Stated goal: Work out how many lines hold the string "JSON". Give that number and nothing more.

Part of a data file:
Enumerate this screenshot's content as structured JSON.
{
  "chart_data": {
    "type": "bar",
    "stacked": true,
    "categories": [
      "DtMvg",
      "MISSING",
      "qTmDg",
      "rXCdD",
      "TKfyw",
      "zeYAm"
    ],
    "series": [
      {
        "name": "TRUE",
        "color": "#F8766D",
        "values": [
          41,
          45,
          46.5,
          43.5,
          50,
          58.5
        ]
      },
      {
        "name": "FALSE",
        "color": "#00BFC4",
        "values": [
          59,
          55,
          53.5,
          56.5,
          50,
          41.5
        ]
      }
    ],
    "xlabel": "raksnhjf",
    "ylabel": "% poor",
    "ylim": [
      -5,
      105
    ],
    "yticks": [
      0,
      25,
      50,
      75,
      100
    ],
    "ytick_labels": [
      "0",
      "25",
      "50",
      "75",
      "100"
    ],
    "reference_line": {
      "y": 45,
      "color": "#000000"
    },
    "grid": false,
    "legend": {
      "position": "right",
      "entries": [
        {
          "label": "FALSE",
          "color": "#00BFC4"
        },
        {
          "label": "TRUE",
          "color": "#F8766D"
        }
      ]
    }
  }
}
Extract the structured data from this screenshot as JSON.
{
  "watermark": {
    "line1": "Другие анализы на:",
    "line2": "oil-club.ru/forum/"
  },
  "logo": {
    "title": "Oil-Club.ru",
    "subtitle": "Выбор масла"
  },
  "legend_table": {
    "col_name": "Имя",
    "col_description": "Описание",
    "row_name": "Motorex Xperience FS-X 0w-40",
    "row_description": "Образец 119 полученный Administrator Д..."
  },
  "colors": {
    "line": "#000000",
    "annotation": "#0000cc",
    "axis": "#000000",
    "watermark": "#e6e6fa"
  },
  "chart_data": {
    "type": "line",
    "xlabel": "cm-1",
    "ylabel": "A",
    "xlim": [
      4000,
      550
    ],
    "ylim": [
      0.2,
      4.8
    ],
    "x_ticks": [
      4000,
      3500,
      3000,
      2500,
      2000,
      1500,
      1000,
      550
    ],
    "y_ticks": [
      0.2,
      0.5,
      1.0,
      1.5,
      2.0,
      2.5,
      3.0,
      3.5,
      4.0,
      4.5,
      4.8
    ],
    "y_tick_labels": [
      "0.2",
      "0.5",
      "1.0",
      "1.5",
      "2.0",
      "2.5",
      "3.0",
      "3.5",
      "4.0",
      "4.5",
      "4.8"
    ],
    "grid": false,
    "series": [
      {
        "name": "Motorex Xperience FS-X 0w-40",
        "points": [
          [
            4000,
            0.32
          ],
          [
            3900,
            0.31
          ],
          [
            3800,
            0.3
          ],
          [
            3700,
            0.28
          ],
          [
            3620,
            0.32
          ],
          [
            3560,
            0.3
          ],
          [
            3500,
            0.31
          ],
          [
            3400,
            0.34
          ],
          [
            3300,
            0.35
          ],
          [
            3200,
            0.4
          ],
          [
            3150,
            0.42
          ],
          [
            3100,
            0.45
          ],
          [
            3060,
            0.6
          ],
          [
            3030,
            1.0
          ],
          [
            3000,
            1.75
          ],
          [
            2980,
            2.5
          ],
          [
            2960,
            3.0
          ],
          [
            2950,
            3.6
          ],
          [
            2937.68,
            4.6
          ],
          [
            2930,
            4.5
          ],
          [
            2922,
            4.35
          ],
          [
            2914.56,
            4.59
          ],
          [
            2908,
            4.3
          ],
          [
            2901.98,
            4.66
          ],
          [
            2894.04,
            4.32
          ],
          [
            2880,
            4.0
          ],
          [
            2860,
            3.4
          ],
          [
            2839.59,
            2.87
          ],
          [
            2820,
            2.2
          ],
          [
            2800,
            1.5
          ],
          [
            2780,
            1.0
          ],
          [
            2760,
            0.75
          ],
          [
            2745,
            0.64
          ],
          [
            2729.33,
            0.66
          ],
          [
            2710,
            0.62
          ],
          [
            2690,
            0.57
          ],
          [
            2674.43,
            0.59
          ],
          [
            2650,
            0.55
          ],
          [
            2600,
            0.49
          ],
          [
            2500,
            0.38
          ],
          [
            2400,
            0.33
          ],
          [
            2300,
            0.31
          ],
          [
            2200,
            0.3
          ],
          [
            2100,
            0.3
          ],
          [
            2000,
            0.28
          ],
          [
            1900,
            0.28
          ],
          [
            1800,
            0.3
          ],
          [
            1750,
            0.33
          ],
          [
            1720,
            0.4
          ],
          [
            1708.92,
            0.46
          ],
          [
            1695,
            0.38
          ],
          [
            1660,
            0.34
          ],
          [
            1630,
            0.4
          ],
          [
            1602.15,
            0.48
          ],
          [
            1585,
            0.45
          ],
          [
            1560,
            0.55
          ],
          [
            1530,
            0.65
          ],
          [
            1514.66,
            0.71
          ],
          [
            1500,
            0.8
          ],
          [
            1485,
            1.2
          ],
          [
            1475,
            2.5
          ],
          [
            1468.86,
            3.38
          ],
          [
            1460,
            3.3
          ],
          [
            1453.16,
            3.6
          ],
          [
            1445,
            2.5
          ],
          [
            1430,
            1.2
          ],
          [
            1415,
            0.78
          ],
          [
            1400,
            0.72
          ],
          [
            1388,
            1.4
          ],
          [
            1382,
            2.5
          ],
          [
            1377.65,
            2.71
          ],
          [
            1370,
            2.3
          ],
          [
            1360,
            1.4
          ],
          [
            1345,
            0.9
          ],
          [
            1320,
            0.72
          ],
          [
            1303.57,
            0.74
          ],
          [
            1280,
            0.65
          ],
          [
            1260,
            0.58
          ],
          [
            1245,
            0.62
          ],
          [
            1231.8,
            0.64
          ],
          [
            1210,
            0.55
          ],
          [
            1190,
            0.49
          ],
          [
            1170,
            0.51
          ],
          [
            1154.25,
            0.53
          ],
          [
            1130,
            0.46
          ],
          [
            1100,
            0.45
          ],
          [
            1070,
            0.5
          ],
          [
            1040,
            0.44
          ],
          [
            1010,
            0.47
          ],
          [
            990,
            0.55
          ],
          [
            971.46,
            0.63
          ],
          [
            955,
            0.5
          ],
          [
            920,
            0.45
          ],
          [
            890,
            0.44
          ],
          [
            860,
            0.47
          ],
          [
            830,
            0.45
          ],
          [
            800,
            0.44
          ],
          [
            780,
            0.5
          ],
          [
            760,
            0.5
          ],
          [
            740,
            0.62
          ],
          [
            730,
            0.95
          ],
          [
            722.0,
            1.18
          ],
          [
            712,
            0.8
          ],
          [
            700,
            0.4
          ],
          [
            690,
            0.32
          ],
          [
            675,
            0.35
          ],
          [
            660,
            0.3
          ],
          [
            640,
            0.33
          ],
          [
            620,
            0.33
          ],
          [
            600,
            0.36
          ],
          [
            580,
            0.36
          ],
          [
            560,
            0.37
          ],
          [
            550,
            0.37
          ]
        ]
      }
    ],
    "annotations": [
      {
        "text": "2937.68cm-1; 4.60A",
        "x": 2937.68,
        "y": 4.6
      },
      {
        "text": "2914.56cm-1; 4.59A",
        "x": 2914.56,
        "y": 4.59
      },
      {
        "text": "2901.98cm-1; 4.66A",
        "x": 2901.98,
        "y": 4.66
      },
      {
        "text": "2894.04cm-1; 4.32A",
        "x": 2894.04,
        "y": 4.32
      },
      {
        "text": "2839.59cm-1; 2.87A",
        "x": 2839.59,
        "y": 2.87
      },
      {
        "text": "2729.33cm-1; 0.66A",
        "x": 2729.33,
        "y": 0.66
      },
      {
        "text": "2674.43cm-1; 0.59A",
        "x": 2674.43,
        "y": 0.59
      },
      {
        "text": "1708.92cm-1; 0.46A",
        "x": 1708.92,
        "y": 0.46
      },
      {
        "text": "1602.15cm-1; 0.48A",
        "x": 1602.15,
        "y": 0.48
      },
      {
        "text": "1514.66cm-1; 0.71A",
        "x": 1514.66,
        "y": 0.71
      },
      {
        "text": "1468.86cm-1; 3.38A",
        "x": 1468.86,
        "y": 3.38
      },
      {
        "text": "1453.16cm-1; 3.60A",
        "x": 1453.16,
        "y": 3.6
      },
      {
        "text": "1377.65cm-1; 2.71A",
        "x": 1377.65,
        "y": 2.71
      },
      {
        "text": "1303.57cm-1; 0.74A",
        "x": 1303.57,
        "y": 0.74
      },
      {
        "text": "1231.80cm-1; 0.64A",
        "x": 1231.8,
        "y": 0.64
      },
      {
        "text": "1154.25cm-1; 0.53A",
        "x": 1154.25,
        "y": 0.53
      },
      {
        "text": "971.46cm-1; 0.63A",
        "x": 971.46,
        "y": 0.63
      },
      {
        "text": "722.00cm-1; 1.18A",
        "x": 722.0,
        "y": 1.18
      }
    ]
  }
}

Answer to the task: 2